> [YOUR OBJECTIVE]: Copy each line holding the string "JSON".

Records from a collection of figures
┌──
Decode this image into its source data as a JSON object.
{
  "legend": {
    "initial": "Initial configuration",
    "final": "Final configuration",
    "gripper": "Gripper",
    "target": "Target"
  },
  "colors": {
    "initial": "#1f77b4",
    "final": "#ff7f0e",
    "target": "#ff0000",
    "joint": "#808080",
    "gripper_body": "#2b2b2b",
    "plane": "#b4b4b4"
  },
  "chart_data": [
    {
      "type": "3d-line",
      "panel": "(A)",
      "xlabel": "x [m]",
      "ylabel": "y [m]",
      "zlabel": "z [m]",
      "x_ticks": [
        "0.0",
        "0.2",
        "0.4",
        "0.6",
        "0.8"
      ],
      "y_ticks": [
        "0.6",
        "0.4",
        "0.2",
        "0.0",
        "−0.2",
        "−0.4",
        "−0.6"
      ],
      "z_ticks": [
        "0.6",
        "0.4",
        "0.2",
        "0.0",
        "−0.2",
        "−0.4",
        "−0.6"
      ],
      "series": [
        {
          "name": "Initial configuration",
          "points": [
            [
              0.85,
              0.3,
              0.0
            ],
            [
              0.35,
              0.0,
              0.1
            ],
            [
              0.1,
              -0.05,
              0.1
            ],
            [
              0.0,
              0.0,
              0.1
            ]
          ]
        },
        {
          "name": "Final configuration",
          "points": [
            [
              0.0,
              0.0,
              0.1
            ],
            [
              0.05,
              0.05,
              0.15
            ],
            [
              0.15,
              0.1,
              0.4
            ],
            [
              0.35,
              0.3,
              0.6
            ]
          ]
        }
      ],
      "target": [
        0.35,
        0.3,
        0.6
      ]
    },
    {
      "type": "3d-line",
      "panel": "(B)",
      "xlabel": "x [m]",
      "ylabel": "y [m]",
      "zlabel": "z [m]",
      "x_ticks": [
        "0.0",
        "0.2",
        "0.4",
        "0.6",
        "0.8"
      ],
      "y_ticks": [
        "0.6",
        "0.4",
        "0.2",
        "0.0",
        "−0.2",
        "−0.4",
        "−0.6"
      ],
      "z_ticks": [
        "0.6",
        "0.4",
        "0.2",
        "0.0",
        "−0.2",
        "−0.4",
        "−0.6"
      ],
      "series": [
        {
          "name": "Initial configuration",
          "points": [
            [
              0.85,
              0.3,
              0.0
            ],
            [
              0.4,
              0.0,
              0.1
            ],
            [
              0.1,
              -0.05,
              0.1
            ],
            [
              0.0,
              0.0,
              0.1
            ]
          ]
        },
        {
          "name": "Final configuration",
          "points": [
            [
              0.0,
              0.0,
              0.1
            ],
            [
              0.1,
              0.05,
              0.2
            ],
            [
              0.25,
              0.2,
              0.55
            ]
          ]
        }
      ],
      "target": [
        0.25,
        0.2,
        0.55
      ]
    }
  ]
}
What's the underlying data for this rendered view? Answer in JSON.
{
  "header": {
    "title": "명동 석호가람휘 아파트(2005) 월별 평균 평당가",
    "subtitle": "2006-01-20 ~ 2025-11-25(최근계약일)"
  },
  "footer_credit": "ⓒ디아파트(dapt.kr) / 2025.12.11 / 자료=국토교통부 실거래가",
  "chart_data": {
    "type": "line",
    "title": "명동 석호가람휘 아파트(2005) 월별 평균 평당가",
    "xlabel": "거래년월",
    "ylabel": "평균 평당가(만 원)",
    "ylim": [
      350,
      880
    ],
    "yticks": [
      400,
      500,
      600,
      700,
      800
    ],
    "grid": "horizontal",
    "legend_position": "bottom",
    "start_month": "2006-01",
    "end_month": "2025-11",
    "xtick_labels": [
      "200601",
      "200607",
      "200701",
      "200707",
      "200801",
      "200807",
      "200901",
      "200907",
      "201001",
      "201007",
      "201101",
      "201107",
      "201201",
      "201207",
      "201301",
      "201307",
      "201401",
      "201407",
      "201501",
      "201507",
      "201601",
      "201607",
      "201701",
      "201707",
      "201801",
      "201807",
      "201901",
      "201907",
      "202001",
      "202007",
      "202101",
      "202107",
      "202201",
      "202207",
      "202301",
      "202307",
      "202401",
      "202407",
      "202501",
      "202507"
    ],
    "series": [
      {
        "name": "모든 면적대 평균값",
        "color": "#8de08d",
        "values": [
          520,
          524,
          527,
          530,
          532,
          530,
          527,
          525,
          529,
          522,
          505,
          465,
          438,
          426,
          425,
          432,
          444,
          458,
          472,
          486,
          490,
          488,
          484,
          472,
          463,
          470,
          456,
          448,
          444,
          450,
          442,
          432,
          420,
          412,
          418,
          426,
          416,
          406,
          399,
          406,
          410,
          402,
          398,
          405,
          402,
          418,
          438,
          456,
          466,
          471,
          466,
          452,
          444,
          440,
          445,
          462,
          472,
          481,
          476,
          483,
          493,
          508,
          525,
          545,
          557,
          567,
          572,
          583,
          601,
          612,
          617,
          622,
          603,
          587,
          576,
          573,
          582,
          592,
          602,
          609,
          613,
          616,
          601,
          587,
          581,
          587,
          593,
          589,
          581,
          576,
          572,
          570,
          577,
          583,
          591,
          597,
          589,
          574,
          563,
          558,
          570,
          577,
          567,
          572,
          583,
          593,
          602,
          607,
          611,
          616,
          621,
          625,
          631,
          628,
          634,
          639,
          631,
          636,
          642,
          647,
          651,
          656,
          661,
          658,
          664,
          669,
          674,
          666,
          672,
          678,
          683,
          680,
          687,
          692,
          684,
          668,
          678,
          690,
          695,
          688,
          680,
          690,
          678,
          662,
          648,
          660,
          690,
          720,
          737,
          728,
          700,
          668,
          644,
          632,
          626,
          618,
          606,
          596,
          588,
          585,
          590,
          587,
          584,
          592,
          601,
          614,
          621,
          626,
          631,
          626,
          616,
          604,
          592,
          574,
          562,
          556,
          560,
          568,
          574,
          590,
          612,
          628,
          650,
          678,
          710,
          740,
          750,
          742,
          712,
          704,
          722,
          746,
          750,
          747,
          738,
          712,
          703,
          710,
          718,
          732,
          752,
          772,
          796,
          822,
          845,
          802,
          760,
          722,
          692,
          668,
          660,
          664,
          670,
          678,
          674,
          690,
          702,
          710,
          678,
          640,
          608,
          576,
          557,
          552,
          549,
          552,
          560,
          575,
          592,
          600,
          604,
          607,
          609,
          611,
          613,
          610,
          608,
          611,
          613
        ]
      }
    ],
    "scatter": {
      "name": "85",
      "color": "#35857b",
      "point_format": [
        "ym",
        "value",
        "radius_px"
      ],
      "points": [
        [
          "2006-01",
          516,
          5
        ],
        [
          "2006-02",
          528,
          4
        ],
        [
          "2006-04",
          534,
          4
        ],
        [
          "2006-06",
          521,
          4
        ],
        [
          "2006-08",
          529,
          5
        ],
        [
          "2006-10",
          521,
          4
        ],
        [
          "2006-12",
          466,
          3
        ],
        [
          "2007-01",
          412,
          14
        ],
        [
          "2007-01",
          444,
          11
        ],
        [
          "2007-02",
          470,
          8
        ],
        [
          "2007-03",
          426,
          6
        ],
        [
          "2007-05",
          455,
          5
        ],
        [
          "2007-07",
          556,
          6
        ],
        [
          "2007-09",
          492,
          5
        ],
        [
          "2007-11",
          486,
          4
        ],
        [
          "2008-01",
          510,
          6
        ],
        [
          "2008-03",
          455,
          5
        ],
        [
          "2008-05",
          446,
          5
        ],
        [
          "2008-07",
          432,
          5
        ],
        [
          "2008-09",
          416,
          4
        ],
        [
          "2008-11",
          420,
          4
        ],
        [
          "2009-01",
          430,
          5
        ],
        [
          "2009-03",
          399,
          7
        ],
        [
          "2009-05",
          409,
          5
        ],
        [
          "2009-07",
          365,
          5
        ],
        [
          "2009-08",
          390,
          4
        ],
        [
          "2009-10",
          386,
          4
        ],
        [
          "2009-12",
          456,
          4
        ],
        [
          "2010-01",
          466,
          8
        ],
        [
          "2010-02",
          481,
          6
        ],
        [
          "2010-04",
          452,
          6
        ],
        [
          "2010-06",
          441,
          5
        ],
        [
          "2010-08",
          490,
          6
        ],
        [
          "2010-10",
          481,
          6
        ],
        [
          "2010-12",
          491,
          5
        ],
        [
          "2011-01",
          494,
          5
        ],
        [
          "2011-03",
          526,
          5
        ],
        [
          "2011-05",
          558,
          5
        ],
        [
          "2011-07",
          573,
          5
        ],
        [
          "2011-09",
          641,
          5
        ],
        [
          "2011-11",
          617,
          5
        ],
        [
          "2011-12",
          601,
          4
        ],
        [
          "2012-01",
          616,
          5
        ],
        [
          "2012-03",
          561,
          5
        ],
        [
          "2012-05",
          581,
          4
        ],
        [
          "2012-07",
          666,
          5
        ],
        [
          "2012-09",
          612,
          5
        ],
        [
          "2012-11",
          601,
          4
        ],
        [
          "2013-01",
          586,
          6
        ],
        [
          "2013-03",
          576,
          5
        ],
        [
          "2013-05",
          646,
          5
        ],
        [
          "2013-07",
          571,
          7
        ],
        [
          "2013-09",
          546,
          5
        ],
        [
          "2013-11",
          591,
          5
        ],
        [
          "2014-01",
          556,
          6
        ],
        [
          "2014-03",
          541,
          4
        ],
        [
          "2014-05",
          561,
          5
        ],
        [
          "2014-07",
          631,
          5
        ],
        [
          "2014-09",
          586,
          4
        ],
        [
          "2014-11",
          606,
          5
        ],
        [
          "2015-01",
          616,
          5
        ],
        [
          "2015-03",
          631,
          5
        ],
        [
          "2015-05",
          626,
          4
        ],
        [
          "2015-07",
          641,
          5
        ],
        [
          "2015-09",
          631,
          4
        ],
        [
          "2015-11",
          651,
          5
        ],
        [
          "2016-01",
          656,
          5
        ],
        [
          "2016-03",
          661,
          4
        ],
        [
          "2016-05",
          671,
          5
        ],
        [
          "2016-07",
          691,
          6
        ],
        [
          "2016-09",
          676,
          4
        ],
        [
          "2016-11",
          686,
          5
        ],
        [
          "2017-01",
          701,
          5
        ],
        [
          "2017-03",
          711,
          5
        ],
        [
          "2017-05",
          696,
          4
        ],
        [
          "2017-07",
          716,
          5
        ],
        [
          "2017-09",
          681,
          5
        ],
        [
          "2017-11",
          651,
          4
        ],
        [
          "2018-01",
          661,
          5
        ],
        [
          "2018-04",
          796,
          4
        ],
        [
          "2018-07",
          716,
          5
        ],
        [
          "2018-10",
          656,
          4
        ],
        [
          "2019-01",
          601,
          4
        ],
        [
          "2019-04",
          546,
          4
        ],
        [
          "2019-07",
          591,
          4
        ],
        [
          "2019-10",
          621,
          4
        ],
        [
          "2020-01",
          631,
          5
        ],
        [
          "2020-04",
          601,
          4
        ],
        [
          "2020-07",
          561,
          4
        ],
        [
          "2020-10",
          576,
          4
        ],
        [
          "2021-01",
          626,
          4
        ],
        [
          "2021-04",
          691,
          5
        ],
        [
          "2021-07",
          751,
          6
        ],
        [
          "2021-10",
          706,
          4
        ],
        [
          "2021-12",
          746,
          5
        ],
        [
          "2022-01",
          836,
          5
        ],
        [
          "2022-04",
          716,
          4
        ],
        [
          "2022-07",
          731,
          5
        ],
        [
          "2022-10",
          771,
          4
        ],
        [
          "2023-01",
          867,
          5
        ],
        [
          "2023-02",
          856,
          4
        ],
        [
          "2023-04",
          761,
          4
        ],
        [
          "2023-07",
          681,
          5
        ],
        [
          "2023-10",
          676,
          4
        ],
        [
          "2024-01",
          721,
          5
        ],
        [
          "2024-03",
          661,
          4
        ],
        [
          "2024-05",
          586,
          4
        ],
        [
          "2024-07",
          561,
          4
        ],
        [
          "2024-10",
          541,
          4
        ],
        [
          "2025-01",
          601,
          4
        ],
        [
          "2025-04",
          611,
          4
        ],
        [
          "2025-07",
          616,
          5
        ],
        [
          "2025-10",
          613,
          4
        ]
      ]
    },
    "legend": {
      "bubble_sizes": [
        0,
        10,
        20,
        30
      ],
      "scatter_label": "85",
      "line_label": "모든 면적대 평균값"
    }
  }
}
└──
> [REPLY]:
Decode this image into its source data as a JSON object.
What's the underlying data for this rendered view? Answer in JSON.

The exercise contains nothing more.